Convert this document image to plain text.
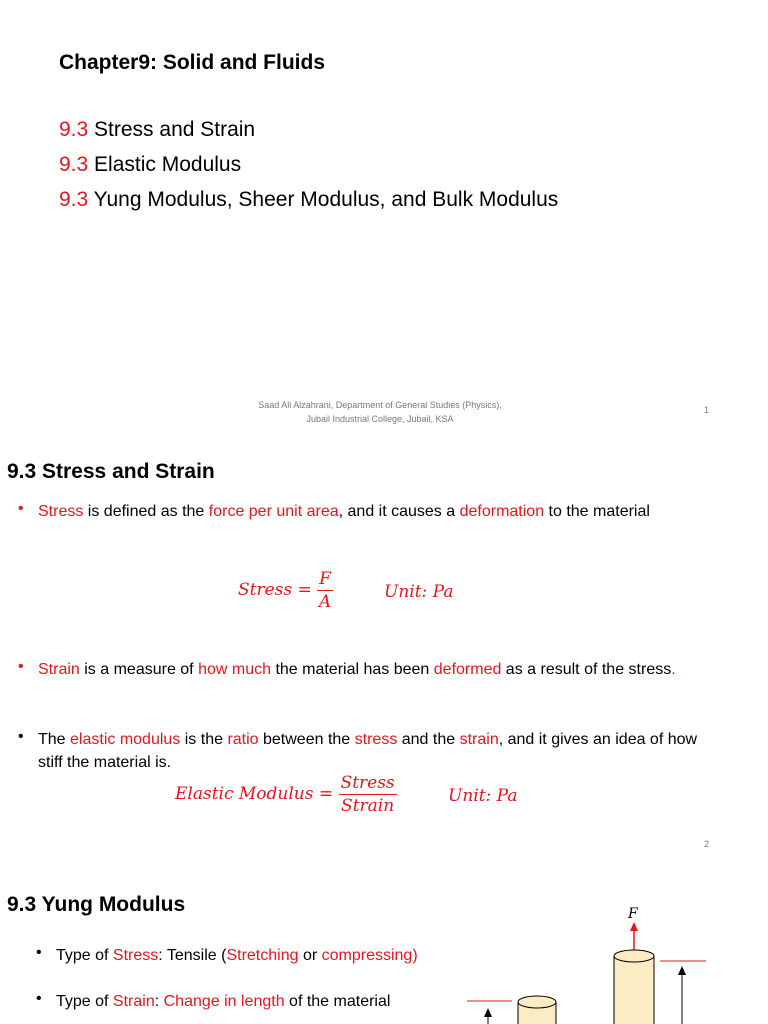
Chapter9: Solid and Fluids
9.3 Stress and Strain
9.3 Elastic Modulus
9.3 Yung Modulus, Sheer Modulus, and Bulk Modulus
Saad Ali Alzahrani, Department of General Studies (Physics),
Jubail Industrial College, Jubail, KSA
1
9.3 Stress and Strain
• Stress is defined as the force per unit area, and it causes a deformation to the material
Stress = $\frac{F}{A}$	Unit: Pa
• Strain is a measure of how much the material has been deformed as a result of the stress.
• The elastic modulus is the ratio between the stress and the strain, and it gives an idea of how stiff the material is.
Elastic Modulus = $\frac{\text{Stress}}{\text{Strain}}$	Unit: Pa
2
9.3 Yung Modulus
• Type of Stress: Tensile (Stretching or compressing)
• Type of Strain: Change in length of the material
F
==
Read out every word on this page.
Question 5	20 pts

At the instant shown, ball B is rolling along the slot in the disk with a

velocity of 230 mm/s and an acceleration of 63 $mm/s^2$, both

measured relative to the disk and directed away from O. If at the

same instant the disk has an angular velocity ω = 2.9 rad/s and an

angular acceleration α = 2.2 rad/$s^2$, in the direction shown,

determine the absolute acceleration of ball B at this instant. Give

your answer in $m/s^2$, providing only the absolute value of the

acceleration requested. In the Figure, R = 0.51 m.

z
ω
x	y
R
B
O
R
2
...
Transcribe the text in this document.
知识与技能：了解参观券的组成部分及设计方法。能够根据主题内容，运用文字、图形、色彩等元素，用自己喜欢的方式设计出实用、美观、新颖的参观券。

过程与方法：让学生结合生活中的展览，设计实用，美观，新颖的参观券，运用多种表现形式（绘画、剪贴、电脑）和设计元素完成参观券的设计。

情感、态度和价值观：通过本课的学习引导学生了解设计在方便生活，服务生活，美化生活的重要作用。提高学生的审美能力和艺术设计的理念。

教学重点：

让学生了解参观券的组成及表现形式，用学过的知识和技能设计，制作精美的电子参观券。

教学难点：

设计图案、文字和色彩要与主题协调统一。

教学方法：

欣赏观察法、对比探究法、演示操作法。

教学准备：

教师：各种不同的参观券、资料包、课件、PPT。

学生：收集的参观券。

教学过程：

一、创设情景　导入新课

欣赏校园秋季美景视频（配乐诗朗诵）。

▶ [GOAL] Look over the listing. Pull out every line with the string "Type" in it.

▶ [WRITTEN RESPONSE]
• Type of Stress: Tensile (Stretching or compressing)
• Type of Strain: Change in length of the material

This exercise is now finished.